• _Required task_:
Copy out every line of the data exactly.

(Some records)
● ● ●

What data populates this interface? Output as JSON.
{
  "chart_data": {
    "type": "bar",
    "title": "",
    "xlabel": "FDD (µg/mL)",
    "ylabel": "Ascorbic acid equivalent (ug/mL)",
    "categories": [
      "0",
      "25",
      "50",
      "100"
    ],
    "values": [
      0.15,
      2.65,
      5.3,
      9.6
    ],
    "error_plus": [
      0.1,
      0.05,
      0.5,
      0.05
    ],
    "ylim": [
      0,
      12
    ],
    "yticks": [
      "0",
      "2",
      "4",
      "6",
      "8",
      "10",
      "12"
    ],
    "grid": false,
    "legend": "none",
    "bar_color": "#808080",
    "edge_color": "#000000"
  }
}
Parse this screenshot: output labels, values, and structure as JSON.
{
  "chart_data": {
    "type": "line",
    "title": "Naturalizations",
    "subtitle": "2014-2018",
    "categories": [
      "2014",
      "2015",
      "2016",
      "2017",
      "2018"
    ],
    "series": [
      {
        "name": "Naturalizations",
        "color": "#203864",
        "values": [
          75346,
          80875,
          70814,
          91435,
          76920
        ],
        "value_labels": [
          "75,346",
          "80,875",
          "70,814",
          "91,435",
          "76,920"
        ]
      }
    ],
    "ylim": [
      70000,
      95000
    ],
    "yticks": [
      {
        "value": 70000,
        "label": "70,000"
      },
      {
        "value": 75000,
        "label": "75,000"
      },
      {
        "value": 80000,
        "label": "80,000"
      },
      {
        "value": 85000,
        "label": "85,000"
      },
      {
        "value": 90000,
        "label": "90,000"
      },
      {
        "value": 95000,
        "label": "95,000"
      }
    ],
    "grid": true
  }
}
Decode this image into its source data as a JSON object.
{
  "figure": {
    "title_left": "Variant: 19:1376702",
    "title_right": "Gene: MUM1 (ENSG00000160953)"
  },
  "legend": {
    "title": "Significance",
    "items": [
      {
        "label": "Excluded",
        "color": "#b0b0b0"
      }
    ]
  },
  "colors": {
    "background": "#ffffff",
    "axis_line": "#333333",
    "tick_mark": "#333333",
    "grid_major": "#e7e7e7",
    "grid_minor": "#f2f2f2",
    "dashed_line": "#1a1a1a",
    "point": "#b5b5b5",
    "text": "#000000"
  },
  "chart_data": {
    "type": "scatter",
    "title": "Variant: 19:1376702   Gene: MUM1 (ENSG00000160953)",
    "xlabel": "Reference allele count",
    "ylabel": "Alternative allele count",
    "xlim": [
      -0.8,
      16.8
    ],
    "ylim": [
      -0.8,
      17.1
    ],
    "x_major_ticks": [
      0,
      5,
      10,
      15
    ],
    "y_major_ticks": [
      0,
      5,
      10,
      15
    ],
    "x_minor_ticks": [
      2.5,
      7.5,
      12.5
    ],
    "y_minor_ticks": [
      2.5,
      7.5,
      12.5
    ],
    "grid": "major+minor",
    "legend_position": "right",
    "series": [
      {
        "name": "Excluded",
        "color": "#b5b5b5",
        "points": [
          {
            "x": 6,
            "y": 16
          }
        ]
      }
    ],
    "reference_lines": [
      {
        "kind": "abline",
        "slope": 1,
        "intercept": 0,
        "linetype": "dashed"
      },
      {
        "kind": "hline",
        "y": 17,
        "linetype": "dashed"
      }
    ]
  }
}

● ● ●

• _Solution_:
What data populates this interface? Output as JSON.
{
  "chart_data": {
    "type": "bar",
    "title": "",
    "xlabel": "FDD (µg/mL)",
    "ylabel": "Ascorbic acid equivalent (ug/mL)",
    "categories": [
      "0",
      "25",
      "50",
      "100"
    ],
    "values": [
      0.15,
      2.65,
      5.3,
      9.6
    ],
    "error_plus": [
      0.1,
      0.05,
      0.5,
      0.05
    ],
    "ylim": [
      0,
      12
    ],
    "yticks": [
      "0",
      "2",
      "4",
      "6",
      "8",
      "10",
      "12"
    ],
    "grid": false,
    "legend": "none",
    "bar_color": "#808080",
    "edge_color": "#000000"
  }
}
Parse this screenshot: output labels, values, and structure as JSON.
{
  "chart_data": {
    "type": "line",
    "title": "Naturalizations",
    "subtitle": "2014-2018",
    "categories": [
      "2014",
      "2015",
      "2016",
      "2017",
      "2018"
    ],
    "series": [
      {
        "name": "Naturalizations",
        "color": "#203864",
        "values": [
          75346,
          80875,
          70814,
          91435,
          76920
        ],
        "value_labels": [
          "75,346",
          "80,875",
          "70,814",
          "91,435",
          "76,920"
        ]
      }
    ],
    "ylim": [
      70000,
      95000
    ],
    "yticks": [
      {
        "value": 70000,
        "label": "70,000"
      },
      {
        "value": 75000,
        "label": "75,000"
      },
      {
        "value": 80000,
        "label": "80,000"
      },
      {
        "value": 85000,
        "label": "85,000"
      },
      {
        "value": 90000,
        "label": "90,000"
      },
      {
        "value": 95000,
        "label": "95,000"
      }
    ],
    "grid": true
  }
}
Decode this image into its source data as a JSON object.
{
  "figure": {
    "title_left": "Variant: 19:1376702",
    "title_right": "Gene: MUM1 (ENSG00000160953)"
  },
  "legend": {
    "title": "Significance",
    "items": [
      {
        "label": "Excluded",
        "color": "#b0b0b0"
      }
    ]
  },
  "colors": {
    "background": "#ffffff",
    "axis_line": "#333333",
    "tick_mark": "#333333",
    "grid_major": "#e7e7e7",
    "grid_minor": "#f2f2f2",
    "dashed_line": "#1a1a1a",
    "point": "#b5b5b5",
    "text": "#000000"
  },
  "chart_data": {
    "type": "scatter",
    "title": "Variant: 19:1376702   Gene: MUM1 (ENSG00000160953)",
    "xlabel": "Reference allele count",
    "ylabel": "Alternative allele count",
    "xlim": [
      -0.8,
      16.8
    ],
    "ylim": [
      -0.8,
      17.1
    ],
    "x_major_ticks": [
      0,
      5,
      10,
      15
    ],
    "y_major_ticks": [
      0,
      5,
      10,
      15
    ],
    "x_minor_ticks": [
      2.5,
      7.5,
      12.5
    ],
    "y_minor_ticks": [
      2.5,
      7.5,
      12.5
    ],
    "grid": "major+minor",
    "legend_position": "right",
    "series": [
      {
        "name": "Excluded",
        "color": "#b5b5b5",
        "points": [
          {
            "x": 6,
            "y": 16
          }
        ]
      }
    ],
    "reference_lines": [
      {
        "kind": "abline",
        "slope": 1,
        "intercept": 0,
        "linetype": "dashed"
      },
      {
        "kind": "hline",
        "y": 17,
        "linetype": "dashed"
      }
    ]
  }
}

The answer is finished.